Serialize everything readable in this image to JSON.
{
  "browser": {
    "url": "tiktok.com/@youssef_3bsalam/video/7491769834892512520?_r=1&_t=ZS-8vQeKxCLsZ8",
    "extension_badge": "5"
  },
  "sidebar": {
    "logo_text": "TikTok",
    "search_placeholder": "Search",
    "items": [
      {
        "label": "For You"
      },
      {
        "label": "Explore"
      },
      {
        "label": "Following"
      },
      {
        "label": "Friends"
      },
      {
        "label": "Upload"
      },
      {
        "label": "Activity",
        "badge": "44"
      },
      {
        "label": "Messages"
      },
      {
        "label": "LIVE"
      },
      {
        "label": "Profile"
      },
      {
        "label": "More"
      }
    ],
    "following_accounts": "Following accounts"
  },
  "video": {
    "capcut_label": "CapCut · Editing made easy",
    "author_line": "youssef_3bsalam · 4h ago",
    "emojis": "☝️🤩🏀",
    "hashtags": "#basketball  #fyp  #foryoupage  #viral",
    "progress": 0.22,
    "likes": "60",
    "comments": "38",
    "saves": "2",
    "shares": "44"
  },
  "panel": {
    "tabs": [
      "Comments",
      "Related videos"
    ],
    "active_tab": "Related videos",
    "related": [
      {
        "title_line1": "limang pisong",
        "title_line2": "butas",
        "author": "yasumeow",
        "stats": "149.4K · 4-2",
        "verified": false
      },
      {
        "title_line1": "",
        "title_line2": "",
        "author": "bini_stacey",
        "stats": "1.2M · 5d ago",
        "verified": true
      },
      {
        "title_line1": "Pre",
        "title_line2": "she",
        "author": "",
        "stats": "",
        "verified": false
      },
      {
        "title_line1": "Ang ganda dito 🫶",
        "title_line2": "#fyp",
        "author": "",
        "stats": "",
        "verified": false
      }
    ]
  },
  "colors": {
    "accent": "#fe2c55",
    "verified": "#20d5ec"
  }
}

_ _ _ _

• TASK DIRECTIONS:
Consider the string "videos". State how many lines of the data contain it, giving the number alone.

• WRITTEN RESPONSE:
2